### WHAT THE TASK REQUIRES
The entries below need to be written out exactly, with no pictures included.

### TASK DATA
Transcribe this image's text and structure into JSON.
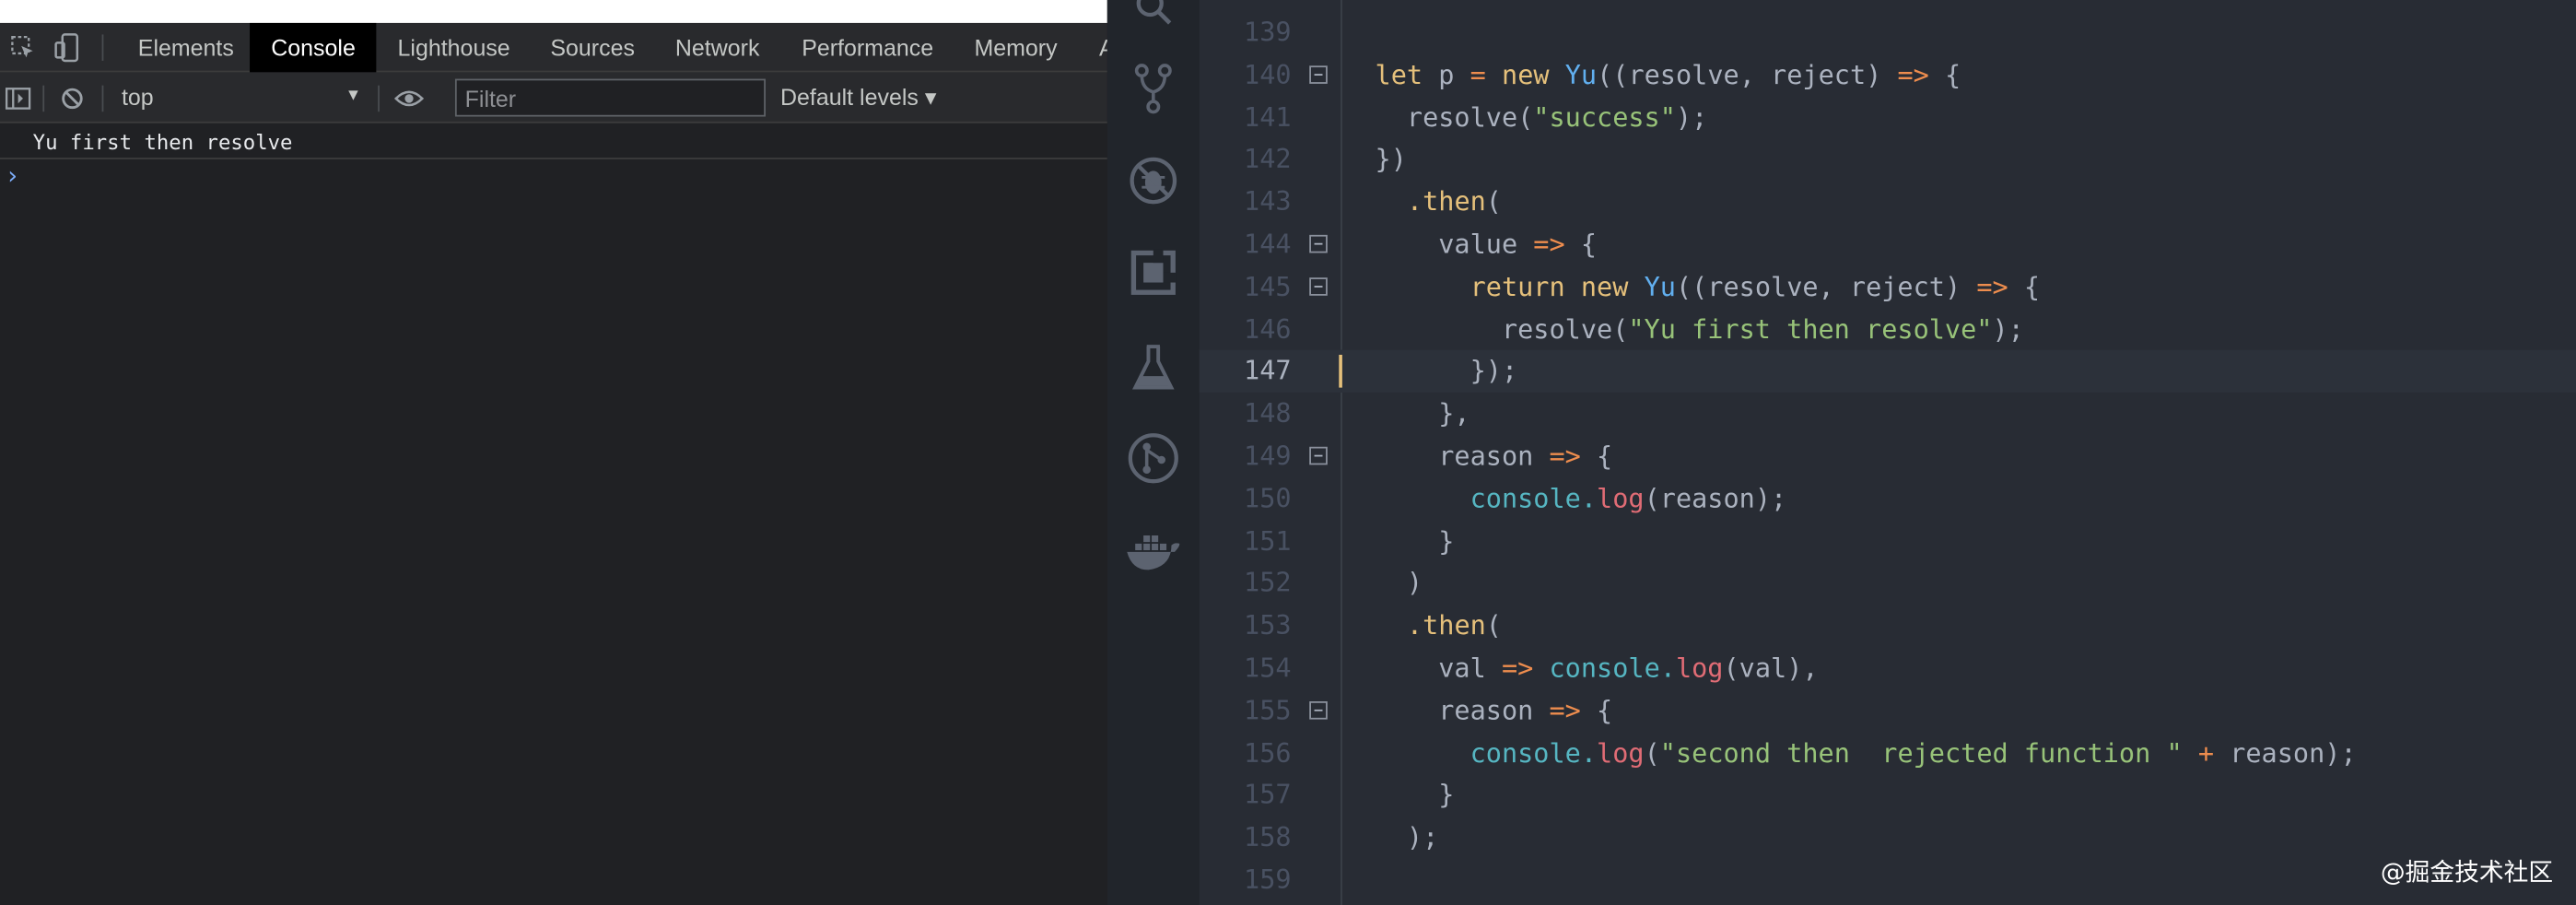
{
  "devtools": {
    "tabs": [
      {
        "label": "Elements",
        "active": false
      },
      {
        "label": "Console",
        "active": true
      },
      {
        "label": "Lighthouse",
        "active": false
      },
      {
        "label": "Sources",
        "active": false
      },
      {
        "label": "Network",
        "active": false
      },
      {
        "label": "Performance",
        "active": false
      },
      {
        "label": "Memory",
        "active": false
      },
      {
        "label": "A",
        "active": false
      }
    ],
    "toolbar": {
      "context": "top",
      "filter_placeholder": "Filter",
      "levels_label": "Default levels ▾"
    },
    "console": {
      "messages": [
        "Yu first then resolve"
      ],
      "prompt": "›"
    }
  },
  "editor": {
    "activity_icons": [
      "search-icon",
      "source-control-icon",
      "debug-icon",
      "extensions-icon",
      "test-flask-icon",
      "git-graph-icon",
      "docker-icon"
    ],
    "current_line": 147,
    "lines": [
      {
        "num": "139",
        "code": ""
      },
      {
        "num": "140",
        "code": "let p = new Yu((resolve, reject) => {"
      },
      {
        "num": "141",
        "code": "  resolve(\"success\");"
      },
      {
        "num": "142",
        "code": "})"
      },
      {
        "num": "143",
        "code": "  .then("
      },
      {
        "num": "144",
        "code": "    value => {"
      },
      {
        "num": "145",
        "code": "      return new Yu((resolve, reject) => {"
      },
      {
        "num": "146",
        "code": "        resolve(\"Yu first then resolve\");"
      },
      {
        "num": "147",
        "code": "      });"
      },
      {
        "num": "148",
        "code": "    },"
      },
      {
        "num": "149",
        "code": "    reason => {"
      },
      {
        "num": "150",
        "code": "      console.log(reason);"
      },
      {
        "num": "151",
        "code": "    }"
      },
      {
        "num": "152",
        "code": "  )"
      },
      {
        "num": "153",
        "code": "  .then("
      },
      {
        "num": "154",
        "code": "    val => console.log(val),"
      },
      {
        "num": "155",
        "code": "    reason => {"
      },
      {
        "num": "156",
        "code": "      console.log(\"second then  rejected function \" + reason);"
      },
      {
        "num": "157",
        "code": "    }"
      },
      {
        "num": "158",
        "code": "  );"
      },
      {
        "num": "159",
        "code": ""
      }
    ],
    "watermark": "@掘金技术社区"
  },
  "colors": {
    "keyword": "#e5c07b",
    "class": "#61afef",
    "string": "#98c379",
    "operator": "#ee8d4e",
    "object": "#56b6c2",
    "method": "#e06c75"
  }
}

### TASK SOLUTION
Transcribe this image's text and structure into JSON.
{
  "devtools": {
    "tabs": [
      {
        "label": "Elements",
        "active": false
      },
      {
        "label": "Console",
        "active": true
      },
      {
        "label": "Lighthouse",
        "active": false
      },
      {
        "label": "Sources",
        "active": false
      },
      {
        "label": "Network",
        "active": false
      },
      {
        "label": "Performance",
        "active": false
      },
      {
        "label": "Memory",
        "active": false
      },
      {
        "label": "A",
        "active": false
      }
    ],
    "toolbar": {
      "context": "top",
      "filter_placeholder": "Filter",
      "levels_label": "Default levels ▾"
    },
    "console": {
      "messages": [
        "Yu first then resolve"
      ],
      "prompt": "›"
    }
  },
  "editor": {
    "activity_icons": [
      "search-icon",
      "source-control-icon",
      "debug-icon",
      "extensions-icon",
      "test-flask-icon",
      "git-graph-icon",
      "docker-icon"
    ],
    "current_line": 147,
    "lines": [
      {
        "num": "139",
        "code": ""
      },
      {
        "num": "140",
        "code": "let p = new Yu((resolve, reject) => {"
      },
      {
        "num": "141",
        "code": "  resolve(\"success\");"
      },
      {
        "num": "142",
        "code": "})"
      },
      {
        "num": "143",
        "code": "  .then("
      },
      {
        "num": "144",
        "code": "    value => {"
      },
      {
        "num": "145",
        "code": "      return new Yu((resolve, reject) => {"
      },
      {
        "num": "146",
        "code": "        resolve(\"Yu first then resolve\");"
      },
      {
        "num": "147",
        "code": "      });"
      },
      {
        "num": "148",
        "code": "    },"
      },
      {
        "num": "149",
        "code": "    reason => {"
      },
      {
        "num": "150",
        "code": "      console.log(reason);"
      },
      {
        "num": "151",
        "code": "    }"
      },
      {
        "num": "152",
        "code": "  )"
      },
      {
        "num": "153",
        "code": "  .then("
      },
      {
        "num": "154",
        "code": "    val => console.log(val),"
      },
      {
        "num": "155",
        "code": "    reason => {"
      },
      {
        "num": "156",
        "code": "      console.log(\"second then  rejected function \" + reason);"
      },
      {
        "num": "157",
        "code": "    }"
      },
      {
        "num": "158",
        "code": "  );"
      },
      {
        "num": "159",
        "code": ""
      }
    ],
    "watermark": "@掘金技术社区"
  },
  "colors": {
    "keyword": "#e5c07b",
    "class": "#61afef",
    "string": "#98c379",
    "operator": "#ee8d4e",
    "object": "#56b6c2",
    "method": "#e06c75"
  }
}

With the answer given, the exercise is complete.